[begin Record extracts]

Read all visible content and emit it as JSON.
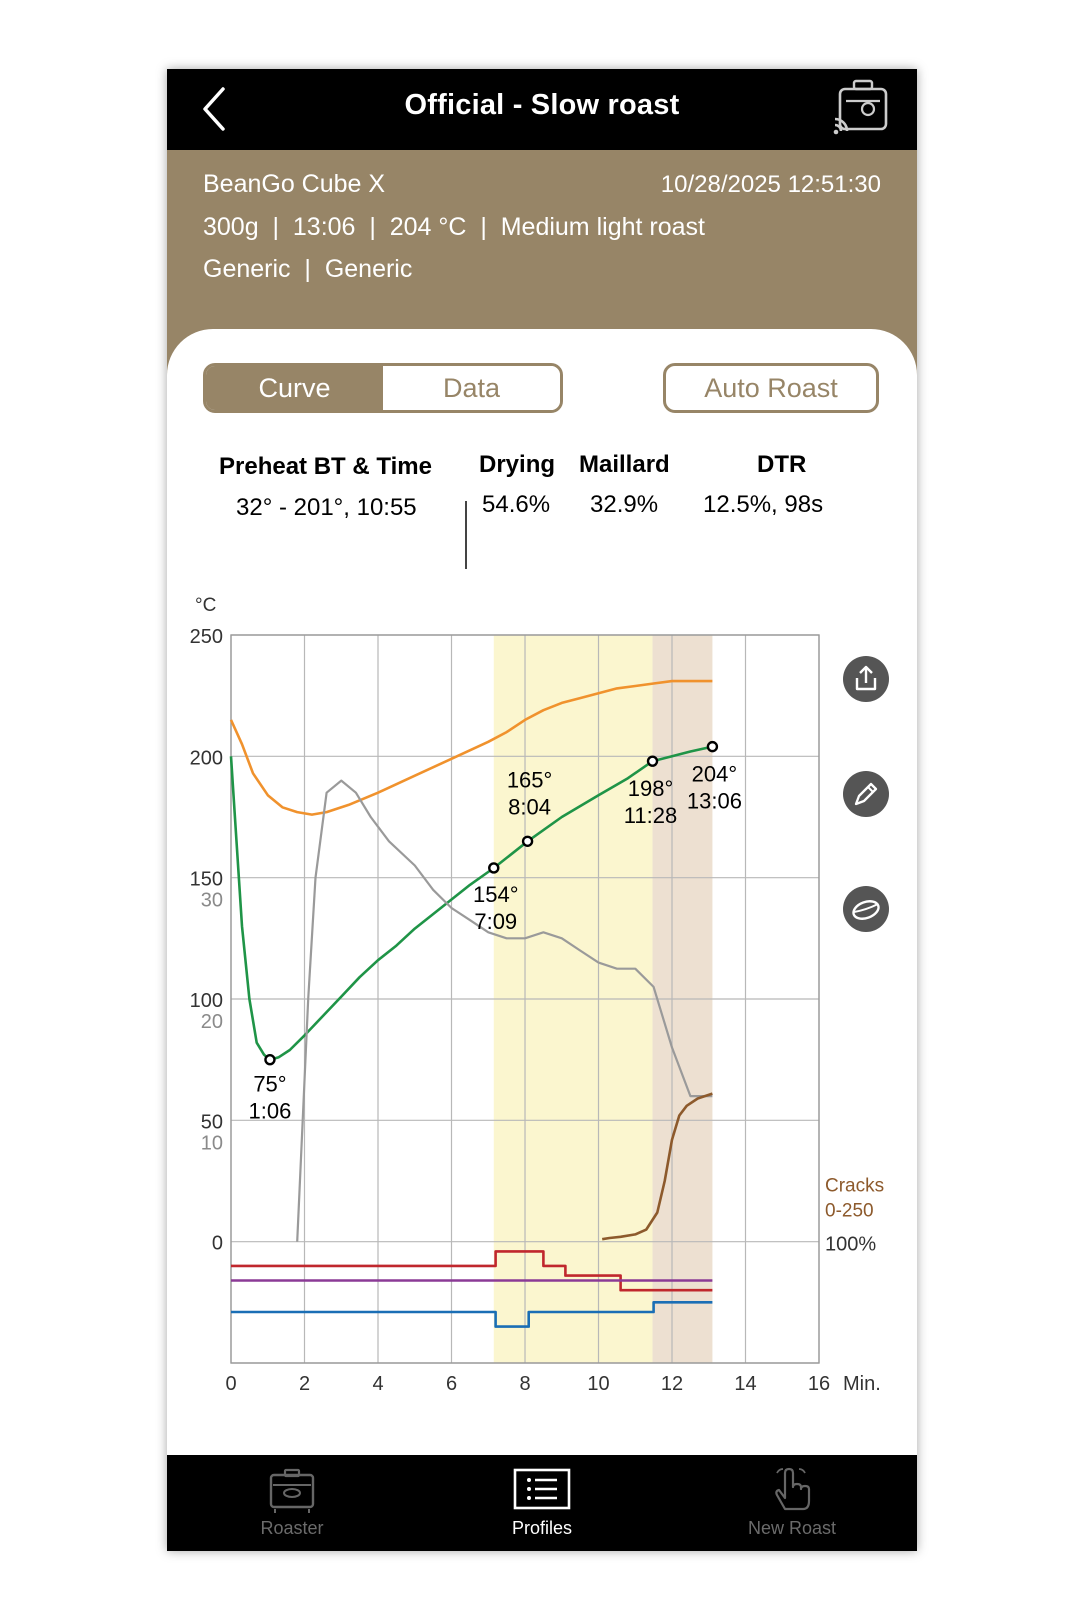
{
  "header": {
    "title": "Official - Slow roast"
  },
  "roast_info": {
    "roaster": "BeanGo Cube X",
    "datetime": "10/28/2025 12:51:30",
    "details": "300g  |  13:06  |  204 °C  |  Medium light roast",
    "origin": "Generic  |  Generic"
  },
  "tabs": {
    "curve": "Curve",
    "data": "Data"
  },
  "auto_roast": "Auto Roast",
  "stats": {
    "preheat_label": "Preheat BT & Time",
    "preheat_value": "32° - 201°, 10:55",
    "drying_label": "Drying",
    "drying_value": "54.6%",
    "maillard_label": "Maillard",
    "maillard_value": "32.9%",
    "dtr_label": "DTR",
    "dtr_value": "12.5%, 98s"
  },
  "chart_data": {
    "type": "line",
    "y_unit": "°C",
    "x_unit": "Min.",
    "xlim": [
      0,
      16
    ],
    "ylim": [
      -50,
      250
    ],
    "xticks": [
      0,
      2,
      4,
      6,
      8,
      10,
      12,
      14,
      16
    ],
    "yticks": [
      0,
      50,
      100,
      150,
      200,
      250
    ],
    "ror_ticks": [
      10,
      20,
      30
    ],
    "grid": true,
    "phases": [
      {
        "name": "maillard",
        "start": 7.15,
        "end": 11.47,
        "color": "#fbf6cf"
      },
      {
        "name": "development",
        "start": 11.47,
        "end": 13.1,
        "color": "#ede0d1"
      }
    ],
    "cracks_label": [
      "Cracks",
      "0-250"
    ],
    "cracks_pct_label": "100%",
    "series": [
      {
        "key": "et",
        "color": "#f0922d",
        "x": [
          0,
          0.3,
          0.6,
          1.0,
          1.4,
          1.8,
          2.2,
          2.6,
          3.2,
          4,
          5,
          6,
          7,
          7.5,
          8,
          8.5,
          9,
          9.5,
          10,
          10.5,
          11,
          11.5,
          12,
          12.5,
          13.1
        ],
        "y": [
          215,
          205,
          193,
          184,
          179,
          177,
          176,
          177,
          180,
          185,
          192,
          199,
          206,
          210,
          215,
          219,
          222,
          224,
          226,
          228,
          229,
          230,
          231,
          231,
          231
        ]
      },
      {
        "key": "bt",
        "color": "#1f9447",
        "x": [
          0,
          0.15,
          0.3,
          0.5,
          0.7,
          0.9,
          1.06,
          1.3,
          1.6,
          2,
          2.5,
          3,
          3.5,
          4,
          4.5,
          5,
          5.5,
          6,
          6.5,
          7.15,
          8.07,
          9,
          10,
          10.8,
          11.47,
          12,
          12.5,
          13.1
        ],
        "y": [
          200,
          165,
          130,
          100,
          82,
          77,
          75,
          76,
          79,
          85,
          93,
          101,
          109,
          116,
          122,
          129,
          135,
          141,
          147,
          154,
          165,
          175,
          184,
          191,
          198,
          200,
          202,
          204
        ]
      },
      {
        "key": "ror",
        "color": "#9a9a9a",
        "x": [
          1.8,
          1.95,
          2.1,
          2.3,
          2.6,
          3.0,
          3.4,
          3.8,
          4.3,
          5,
          5.5,
          6,
          6.5,
          7,
          7.5,
          8,
          8.5,
          9,
          9.5,
          10,
          10.5,
          11,
          11.5,
          12,
          12.5,
          13.1
        ],
        "y": [
          0,
          10,
          20,
          30,
          37,
          38,
          37,
          35,
          33,
          31,
          29,
          27.5,
          26.5,
          25.5,
          25,
          25,
          25.5,
          25,
          24,
          23,
          22.5,
          22.5,
          21,
          16,
          12,
          12
        ]
      },
      {
        "key": "cracks",
        "color": "#8d5a2c",
        "x": [
          10.1,
          10.3,
          10.6,
          11.0,
          11.3,
          11.6,
          11.8,
          12.0,
          12.2,
          12.4,
          12.7,
          13.1
        ],
        "y": [
          1,
          1.5,
          2,
          3,
          5,
          12,
          25,
          42,
          52,
          56,
          59,
          61
        ]
      },
      {
        "key": "heater",
        "color": "#c0272d",
        "x": [
          0,
          7.2,
          7.2,
          8.5,
          8.5,
          9.1,
          9.1,
          10.6,
          10.6,
          13.1
        ],
        "y": [
          -10,
          -10,
          -4,
          -4,
          -10,
          -10,
          -14,
          -14,
          -20,
          -20
        ]
      },
      {
        "key": "fan",
        "color": "#8b3a96",
        "x": [
          0,
          13.1
        ],
        "y": [
          -16,
          -16
        ]
      },
      {
        "key": "drum",
        "color": "#1a6eb5",
        "x": [
          0,
          7.2,
          7.2,
          8.1,
          8.1,
          11.5,
          11.5,
          13.1
        ],
        "y": [
          -29,
          -29,
          -35,
          -35,
          -29,
          -29,
          -25,
          -25
        ]
      }
    ],
    "events": [
      {
        "x": 1.06,
        "y": 75,
        "temp": "75°",
        "time": "1:06"
      },
      {
        "x": 7.15,
        "y": 154,
        "temp": "154°",
        "time": "7:09"
      },
      {
        "x": 8.07,
        "y": 165,
        "temp": "165°",
        "time": "8:04"
      },
      {
        "x": 11.47,
        "y": 198,
        "temp": "198°",
        "time": "11:28"
      },
      {
        "x": 13.1,
        "y": 204,
        "temp": "204°",
        "time": "13:06"
      }
    ]
  },
  "side_actions": [
    "share-icon",
    "edit-icon",
    "bean-icon"
  ],
  "bottom_nav": [
    {
      "label": "Roaster",
      "icon": "roaster-icon",
      "active": false
    },
    {
      "label": "Profiles",
      "icon": "list-icon",
      "active": true
    },
    {
      "label": "New Roast",
      "icon": "hand-icon",
      "active": false
    }
  ],
  "colors": {
    "accent": "#978567",
    "bar": "#000000",
    "inactive_nav": "#6b6b6b"
  }
}
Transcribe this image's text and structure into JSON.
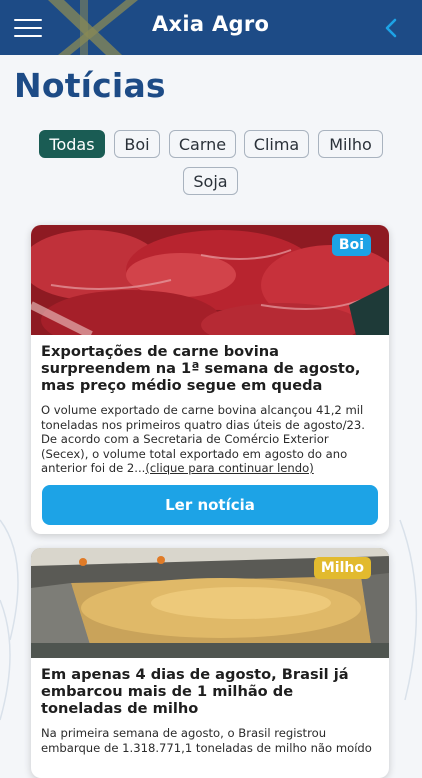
{
  "header": {
    "brand": "Axia Agro",
    "menu_icon": "hamburger-menu-icon",
    "back_icon": "chevron-left-icon",
    "bg_color": "#1d4b86"
  },
  "page": {
    "title": "Notícias"
  },
  "filters": {
    "active": "Todas",
    "items": [
      "Todas",
      "Boi",
      "Carne",
      "Clima",
      "Milho",
      "Soja"
    ]
  },
  "articles": [
    {
      "tag": "Boi",
      "tag_color": "#1da3e6",
      "image": "raw-beef-cuts",
      "title": "Exportações de carne bovina surpreendem na 1ª semana de agosto, mas preço médio segue em queda",
      "excerpt": "O volume exportado de carne bovina alcançou 41,2 mil toneladas nos primeiros quatro dias úteis de agosto/23. De acordo com a Secretaria de Comércio Exterior (Secex), o volume total exportado em agosto do ano anterior foi de 2...",
      "more_link": "(clique para continuar lendo)",
      "button": "Ler notícia"
    },
    {
      "tag": "Milho",
      "tag_color": "#e2ba2e",
      "image": "corn-grain-ship-hold",
      "title": "Em apenas 4 dias de agosto, Brasil já embarcou mais de 1 milhão de toneladas de milho",
      "excerpt": "Na primeira semana de agosto, o Brasil registrou embarque de 1.318.771,1 toneladas de milho não moído"
    }
  ]
}
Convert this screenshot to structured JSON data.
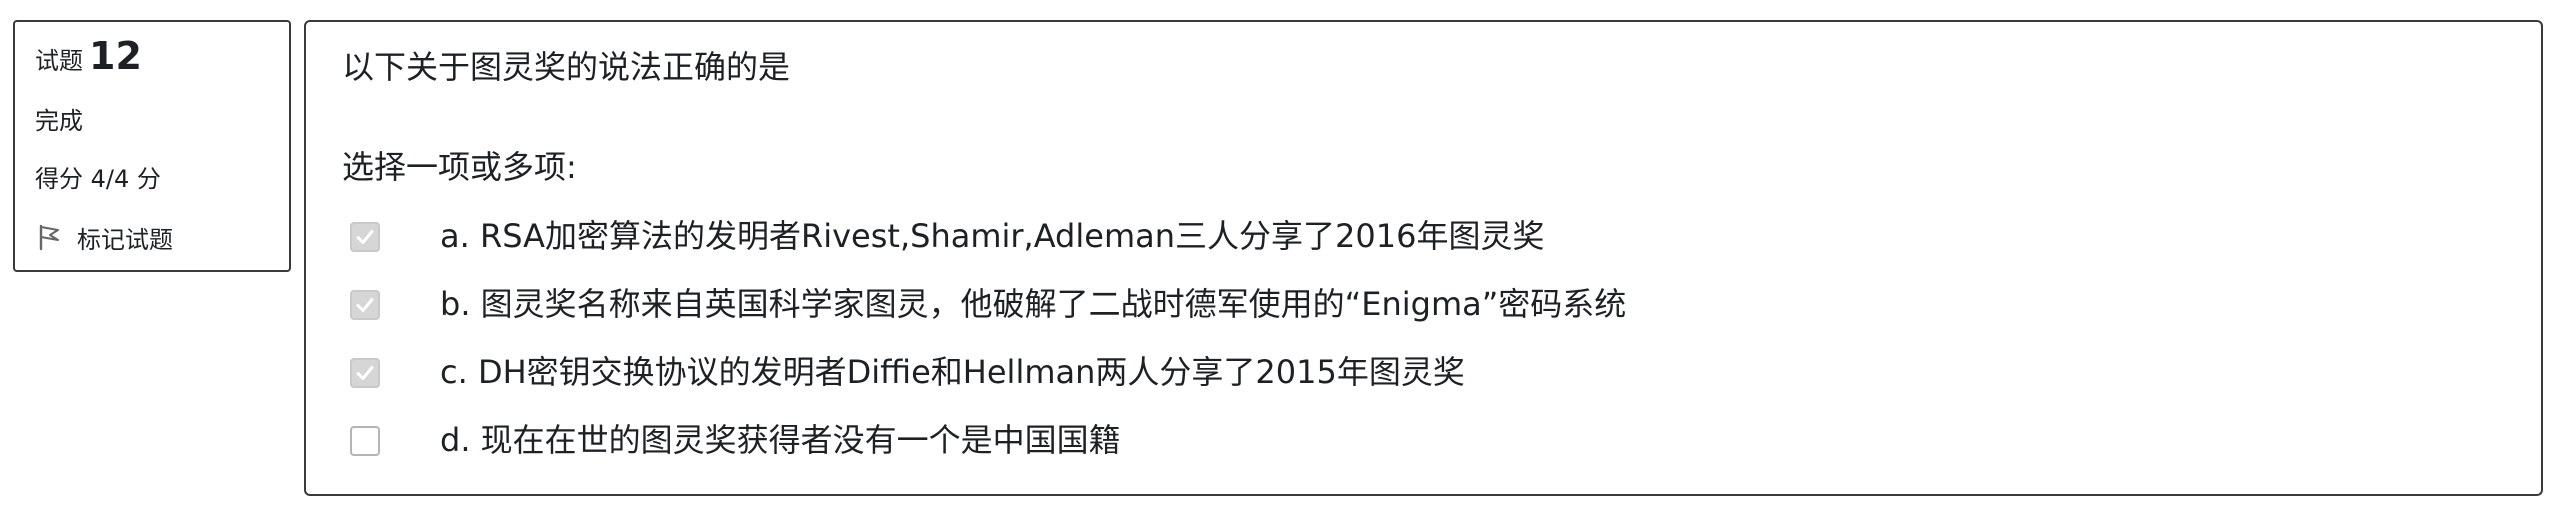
{
  "info": {
    "question_label": "试题",
    "question_number": "12",
    "state": "完成",
    "grade": "得分 4/4 分",
    "flag_label": "标记试题"
  },
  "question": {
    "text": "以下关于图灵奖的说法正确的是",
    "prompt": "选择一项或多项:",
    "answers": [
      {
        "label": "a. RSA加密算法的发明者Rivest,Shamir,Adleman三人分享了2016年图灵奖",
        "checked": true
      },
      {
        "label": "b. 图灵奖名称来自英国科学家图灵，他破解了二战时德军使用的“Enigma”密码系统",
        "checked": true
      },
      {
        "label": "c. DH密钥交换协议的发明者Diffie和Hellman两人分享了2015年图灵奖",
        "checked": true
      },
      {
        "label": "d. 现在在世的图灵奖获得者没有一个是中国国籍",
        "checked": false
      }
    ]
  },
  "icons": {
    "flag": "flag-icon",
    "check": "check-icon"
  },
  "colors": {
    "border": "#3a3a3a",
    "checked_fill": "#d6d6d6",
    "check_mark": "#ffffff",
    "text": "#1d2125"
  }
}
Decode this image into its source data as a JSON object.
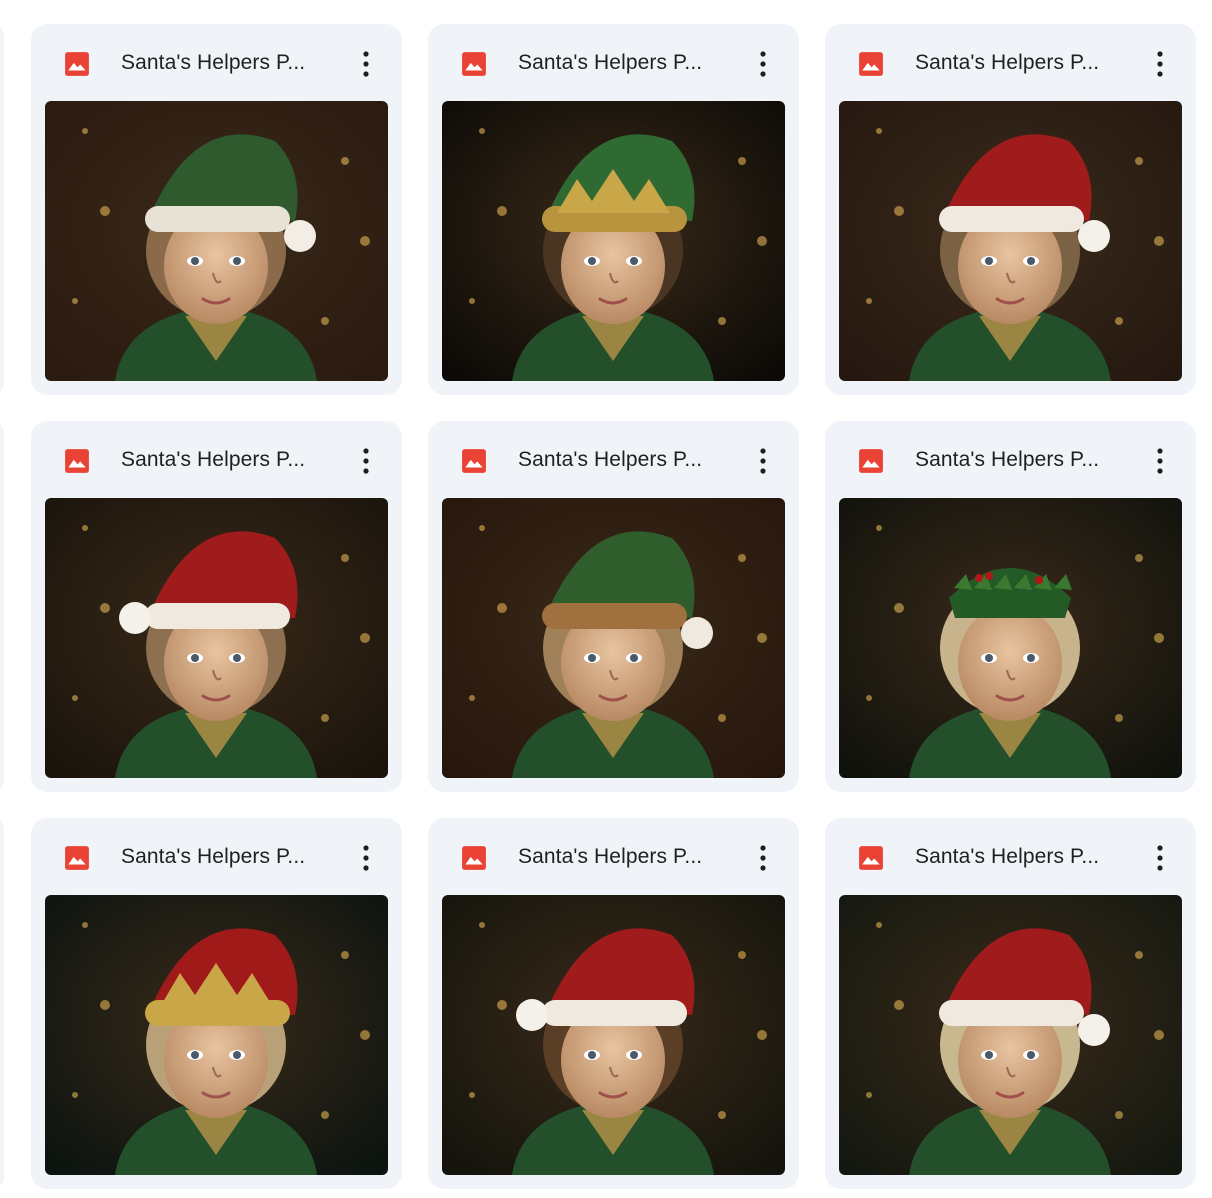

[end Record extracts]

Exercise requirements » Count the lines in which the string "into" appears, then report only that figure.

The completed task » 2